GIVEN PROBLEM
Look through the material below and count the lines with the string "Forecast". Report only the count.

PROVIDED RECORDS

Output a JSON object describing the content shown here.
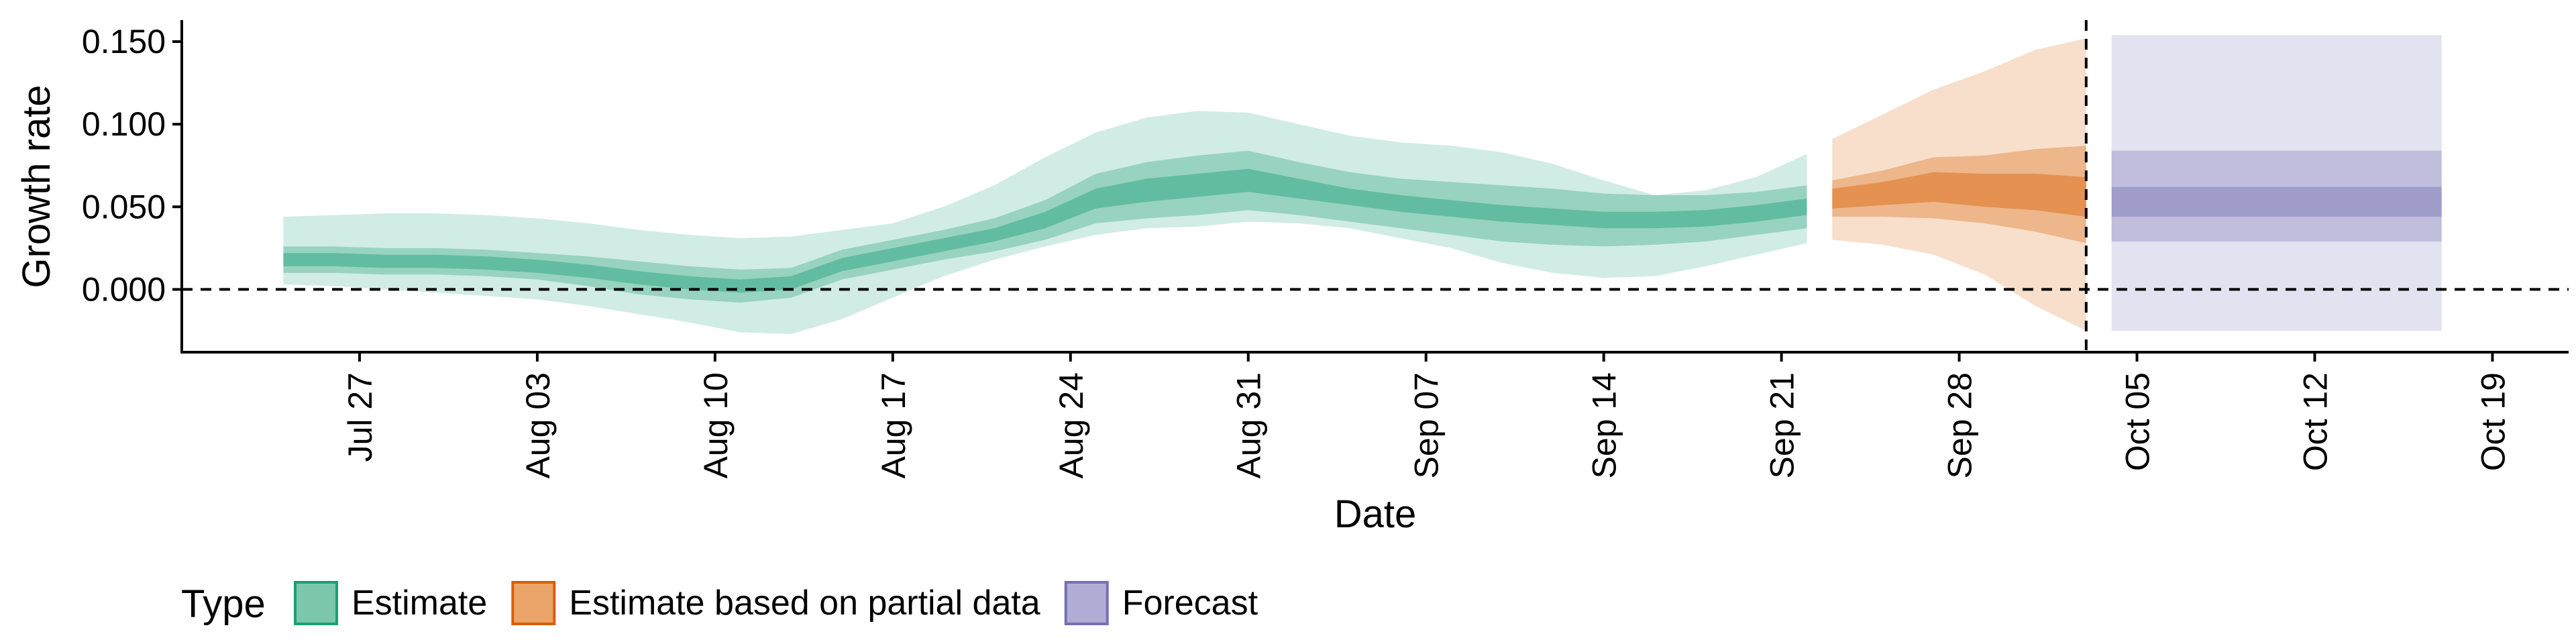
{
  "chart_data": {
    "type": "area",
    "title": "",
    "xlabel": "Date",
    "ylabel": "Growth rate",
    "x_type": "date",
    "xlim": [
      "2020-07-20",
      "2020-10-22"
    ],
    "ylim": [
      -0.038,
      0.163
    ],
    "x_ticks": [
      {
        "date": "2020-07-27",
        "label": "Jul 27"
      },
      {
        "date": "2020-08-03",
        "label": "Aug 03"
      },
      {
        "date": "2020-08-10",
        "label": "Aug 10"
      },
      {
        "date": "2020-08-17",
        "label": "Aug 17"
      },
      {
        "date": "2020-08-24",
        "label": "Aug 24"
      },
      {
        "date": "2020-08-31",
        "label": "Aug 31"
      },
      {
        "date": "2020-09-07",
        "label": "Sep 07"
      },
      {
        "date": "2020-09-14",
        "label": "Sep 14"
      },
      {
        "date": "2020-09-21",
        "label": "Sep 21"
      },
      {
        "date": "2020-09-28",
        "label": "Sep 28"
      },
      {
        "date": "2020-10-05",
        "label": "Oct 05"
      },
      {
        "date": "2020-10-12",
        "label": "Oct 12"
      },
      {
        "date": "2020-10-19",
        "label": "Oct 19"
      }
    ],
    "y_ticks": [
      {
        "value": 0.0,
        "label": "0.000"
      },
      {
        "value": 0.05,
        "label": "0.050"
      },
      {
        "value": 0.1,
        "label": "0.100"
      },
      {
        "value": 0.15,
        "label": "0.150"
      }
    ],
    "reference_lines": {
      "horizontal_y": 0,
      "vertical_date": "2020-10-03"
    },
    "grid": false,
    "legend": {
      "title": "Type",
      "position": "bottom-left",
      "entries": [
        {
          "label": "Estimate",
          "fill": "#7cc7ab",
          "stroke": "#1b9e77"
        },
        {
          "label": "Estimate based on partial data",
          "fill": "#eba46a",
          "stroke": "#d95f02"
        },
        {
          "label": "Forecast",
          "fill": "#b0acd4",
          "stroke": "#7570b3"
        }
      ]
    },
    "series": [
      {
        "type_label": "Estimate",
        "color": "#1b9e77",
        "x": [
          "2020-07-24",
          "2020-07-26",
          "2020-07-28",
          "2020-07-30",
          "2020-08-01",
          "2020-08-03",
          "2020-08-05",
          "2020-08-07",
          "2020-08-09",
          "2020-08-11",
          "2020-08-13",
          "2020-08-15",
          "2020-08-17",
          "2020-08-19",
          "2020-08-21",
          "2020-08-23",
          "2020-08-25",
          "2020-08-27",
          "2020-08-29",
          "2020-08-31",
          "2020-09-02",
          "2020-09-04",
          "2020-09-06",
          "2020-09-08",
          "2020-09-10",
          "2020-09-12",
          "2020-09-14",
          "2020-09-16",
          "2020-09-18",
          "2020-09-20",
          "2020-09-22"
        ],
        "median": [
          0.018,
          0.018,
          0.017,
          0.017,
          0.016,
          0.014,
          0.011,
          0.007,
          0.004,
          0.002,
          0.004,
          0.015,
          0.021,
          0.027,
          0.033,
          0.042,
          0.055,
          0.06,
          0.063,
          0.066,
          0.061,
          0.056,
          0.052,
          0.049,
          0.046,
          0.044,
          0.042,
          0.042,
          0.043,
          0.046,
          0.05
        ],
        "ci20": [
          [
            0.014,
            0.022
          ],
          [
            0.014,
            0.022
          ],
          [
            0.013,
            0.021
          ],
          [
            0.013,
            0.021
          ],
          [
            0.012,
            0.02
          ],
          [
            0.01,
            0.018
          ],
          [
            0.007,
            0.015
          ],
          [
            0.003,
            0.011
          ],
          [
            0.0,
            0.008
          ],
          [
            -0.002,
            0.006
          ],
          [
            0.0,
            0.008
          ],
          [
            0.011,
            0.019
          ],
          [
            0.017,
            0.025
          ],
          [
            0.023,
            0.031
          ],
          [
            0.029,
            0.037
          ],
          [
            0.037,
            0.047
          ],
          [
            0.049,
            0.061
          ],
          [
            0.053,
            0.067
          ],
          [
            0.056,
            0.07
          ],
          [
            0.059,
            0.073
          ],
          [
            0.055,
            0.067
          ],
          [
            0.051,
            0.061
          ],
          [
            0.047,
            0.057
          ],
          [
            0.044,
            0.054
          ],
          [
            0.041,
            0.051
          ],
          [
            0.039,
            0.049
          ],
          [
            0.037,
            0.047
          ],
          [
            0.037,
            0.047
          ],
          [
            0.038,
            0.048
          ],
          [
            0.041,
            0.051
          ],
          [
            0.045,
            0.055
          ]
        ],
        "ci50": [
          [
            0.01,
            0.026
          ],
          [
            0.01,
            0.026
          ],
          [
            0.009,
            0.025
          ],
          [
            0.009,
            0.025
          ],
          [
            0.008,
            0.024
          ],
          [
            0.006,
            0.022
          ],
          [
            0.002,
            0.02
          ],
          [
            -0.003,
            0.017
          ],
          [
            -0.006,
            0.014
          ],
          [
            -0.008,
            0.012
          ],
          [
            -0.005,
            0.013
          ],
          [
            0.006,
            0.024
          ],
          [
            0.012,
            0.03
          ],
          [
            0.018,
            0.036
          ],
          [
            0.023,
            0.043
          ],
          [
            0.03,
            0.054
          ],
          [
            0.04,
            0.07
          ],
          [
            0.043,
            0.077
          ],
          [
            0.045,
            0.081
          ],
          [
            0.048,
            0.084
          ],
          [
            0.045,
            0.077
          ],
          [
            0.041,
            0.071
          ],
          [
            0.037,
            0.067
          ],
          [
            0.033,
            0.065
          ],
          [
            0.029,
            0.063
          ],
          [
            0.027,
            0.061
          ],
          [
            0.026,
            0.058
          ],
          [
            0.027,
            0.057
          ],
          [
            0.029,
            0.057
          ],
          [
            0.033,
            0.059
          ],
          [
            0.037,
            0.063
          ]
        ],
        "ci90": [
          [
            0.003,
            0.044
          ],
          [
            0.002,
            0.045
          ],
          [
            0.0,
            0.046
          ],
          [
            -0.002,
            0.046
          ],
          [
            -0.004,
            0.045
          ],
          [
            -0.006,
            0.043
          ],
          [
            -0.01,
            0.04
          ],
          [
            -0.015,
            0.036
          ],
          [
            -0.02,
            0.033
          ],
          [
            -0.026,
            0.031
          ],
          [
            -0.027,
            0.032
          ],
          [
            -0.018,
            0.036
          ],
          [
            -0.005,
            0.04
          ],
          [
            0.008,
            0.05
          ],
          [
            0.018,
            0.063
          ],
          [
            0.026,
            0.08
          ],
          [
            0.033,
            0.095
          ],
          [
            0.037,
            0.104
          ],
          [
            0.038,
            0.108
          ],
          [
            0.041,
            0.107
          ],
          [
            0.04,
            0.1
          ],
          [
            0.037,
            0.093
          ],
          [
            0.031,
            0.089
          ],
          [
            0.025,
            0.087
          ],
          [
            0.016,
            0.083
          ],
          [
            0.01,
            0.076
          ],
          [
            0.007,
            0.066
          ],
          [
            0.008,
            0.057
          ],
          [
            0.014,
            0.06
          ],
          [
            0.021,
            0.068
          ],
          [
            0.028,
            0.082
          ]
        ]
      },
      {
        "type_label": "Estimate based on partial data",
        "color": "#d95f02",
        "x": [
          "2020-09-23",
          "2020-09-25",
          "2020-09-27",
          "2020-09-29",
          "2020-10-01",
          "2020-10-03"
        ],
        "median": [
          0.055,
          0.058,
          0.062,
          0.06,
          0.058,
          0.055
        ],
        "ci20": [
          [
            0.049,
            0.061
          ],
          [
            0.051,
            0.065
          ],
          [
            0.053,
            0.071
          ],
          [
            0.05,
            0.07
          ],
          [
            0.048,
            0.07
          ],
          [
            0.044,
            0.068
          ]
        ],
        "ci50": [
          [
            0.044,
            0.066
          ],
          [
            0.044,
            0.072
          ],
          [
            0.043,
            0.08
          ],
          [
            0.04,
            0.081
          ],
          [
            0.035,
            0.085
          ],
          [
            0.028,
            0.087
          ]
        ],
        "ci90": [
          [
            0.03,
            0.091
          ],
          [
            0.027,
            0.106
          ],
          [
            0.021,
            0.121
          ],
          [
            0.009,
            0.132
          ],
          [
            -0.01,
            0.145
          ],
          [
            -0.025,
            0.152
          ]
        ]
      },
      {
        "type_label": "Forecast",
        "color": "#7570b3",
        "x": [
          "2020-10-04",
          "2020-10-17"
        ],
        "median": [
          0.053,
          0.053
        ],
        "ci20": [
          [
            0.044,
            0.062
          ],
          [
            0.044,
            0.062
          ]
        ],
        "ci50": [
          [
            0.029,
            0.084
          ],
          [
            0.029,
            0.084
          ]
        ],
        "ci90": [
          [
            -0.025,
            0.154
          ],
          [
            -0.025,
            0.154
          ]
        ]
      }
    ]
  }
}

RESULT
2